(begin)
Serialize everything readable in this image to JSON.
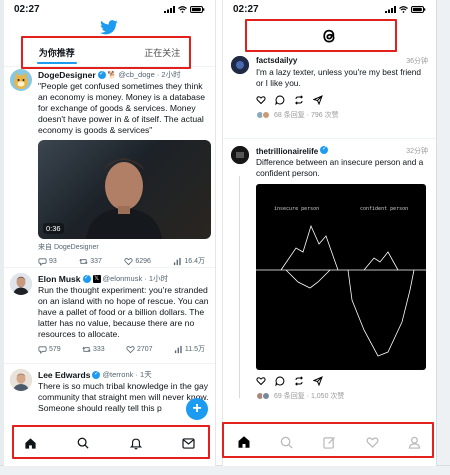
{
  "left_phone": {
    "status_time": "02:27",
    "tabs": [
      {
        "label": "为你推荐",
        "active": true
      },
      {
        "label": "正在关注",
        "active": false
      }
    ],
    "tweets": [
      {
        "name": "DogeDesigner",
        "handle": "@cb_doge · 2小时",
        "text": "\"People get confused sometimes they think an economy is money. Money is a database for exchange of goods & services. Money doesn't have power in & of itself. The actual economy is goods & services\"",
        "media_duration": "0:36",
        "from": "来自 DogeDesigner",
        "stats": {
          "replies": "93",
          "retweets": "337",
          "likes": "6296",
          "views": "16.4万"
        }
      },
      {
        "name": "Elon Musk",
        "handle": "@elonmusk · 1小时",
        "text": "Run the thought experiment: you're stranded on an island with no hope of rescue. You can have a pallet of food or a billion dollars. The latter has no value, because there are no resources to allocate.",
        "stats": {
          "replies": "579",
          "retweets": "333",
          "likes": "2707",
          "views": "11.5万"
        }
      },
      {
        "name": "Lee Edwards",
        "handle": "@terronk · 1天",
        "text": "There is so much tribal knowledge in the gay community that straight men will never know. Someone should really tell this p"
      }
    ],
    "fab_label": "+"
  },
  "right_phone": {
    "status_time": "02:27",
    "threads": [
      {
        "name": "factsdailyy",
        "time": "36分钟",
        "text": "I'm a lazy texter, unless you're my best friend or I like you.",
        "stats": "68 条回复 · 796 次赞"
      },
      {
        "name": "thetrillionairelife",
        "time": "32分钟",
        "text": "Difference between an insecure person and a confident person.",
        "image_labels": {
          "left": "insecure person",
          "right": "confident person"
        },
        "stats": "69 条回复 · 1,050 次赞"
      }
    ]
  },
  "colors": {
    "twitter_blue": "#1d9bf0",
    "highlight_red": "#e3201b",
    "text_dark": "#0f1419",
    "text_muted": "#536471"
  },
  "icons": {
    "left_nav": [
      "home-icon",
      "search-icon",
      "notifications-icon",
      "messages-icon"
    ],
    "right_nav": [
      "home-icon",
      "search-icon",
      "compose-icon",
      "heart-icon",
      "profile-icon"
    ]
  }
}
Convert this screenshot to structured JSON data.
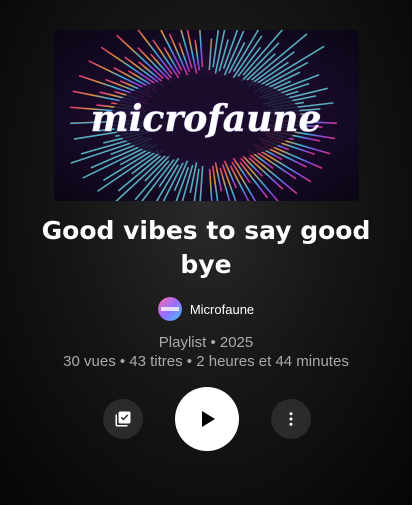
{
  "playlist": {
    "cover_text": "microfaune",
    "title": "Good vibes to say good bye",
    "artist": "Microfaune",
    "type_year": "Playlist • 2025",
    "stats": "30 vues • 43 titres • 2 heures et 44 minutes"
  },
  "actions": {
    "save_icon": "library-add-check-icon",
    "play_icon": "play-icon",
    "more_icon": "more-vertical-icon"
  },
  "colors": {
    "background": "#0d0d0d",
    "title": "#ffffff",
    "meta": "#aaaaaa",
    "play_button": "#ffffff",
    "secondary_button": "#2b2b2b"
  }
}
(end)
(begin)
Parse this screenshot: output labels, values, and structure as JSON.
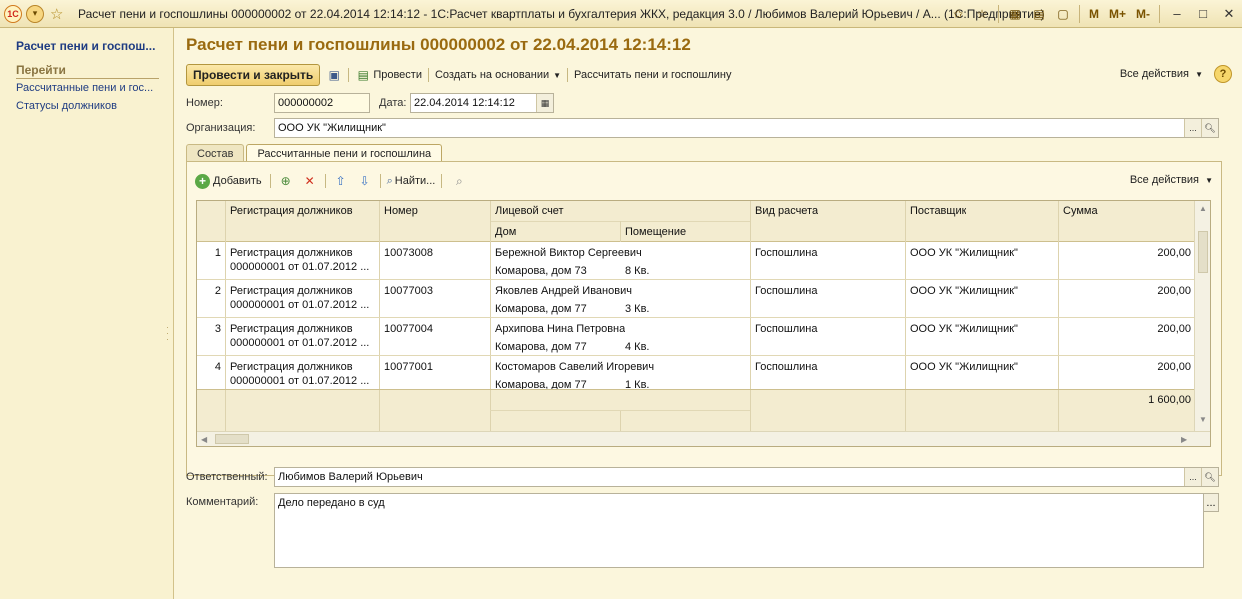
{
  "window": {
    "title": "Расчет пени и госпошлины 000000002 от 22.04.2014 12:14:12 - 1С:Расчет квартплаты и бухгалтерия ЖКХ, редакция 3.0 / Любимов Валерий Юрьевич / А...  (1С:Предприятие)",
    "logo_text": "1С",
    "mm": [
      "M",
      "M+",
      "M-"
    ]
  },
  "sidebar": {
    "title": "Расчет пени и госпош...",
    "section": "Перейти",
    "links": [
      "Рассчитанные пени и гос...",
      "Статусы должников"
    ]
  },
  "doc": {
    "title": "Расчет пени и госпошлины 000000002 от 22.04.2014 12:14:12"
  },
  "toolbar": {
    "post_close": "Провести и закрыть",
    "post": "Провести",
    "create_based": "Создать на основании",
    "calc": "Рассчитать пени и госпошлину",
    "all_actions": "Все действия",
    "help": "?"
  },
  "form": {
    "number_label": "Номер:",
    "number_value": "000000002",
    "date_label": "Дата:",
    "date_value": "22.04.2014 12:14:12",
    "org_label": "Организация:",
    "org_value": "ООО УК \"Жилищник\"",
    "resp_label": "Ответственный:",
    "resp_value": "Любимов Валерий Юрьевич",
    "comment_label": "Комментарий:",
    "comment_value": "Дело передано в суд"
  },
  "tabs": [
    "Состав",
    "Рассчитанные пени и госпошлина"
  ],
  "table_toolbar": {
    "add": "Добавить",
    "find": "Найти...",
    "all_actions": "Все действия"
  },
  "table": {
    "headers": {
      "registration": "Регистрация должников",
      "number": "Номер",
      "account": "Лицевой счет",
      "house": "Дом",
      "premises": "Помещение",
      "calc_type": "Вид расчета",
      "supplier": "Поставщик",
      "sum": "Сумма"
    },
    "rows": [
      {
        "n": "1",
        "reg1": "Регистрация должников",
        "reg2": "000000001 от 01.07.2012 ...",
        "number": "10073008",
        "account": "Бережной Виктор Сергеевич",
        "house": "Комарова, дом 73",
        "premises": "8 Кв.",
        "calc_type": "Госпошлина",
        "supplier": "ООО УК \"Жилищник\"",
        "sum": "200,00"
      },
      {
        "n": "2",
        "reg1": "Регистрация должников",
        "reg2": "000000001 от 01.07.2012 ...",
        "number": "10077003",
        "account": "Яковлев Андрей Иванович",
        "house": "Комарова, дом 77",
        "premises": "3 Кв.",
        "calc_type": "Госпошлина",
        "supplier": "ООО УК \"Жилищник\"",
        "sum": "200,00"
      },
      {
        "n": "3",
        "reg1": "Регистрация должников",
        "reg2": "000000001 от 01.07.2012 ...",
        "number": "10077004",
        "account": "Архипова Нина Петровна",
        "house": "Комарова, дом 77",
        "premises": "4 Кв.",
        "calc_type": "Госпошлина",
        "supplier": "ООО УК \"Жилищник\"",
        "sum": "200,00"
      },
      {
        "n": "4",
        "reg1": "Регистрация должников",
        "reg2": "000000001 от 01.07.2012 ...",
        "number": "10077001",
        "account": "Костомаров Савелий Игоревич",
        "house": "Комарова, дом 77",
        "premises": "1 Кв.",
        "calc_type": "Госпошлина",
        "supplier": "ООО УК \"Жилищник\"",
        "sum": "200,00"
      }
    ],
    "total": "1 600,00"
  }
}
(end)
*WHAT IS EXPECTED*
Give solely the number of lines in the data that contain the string "пени".

*FINISHED EXERCISE*
6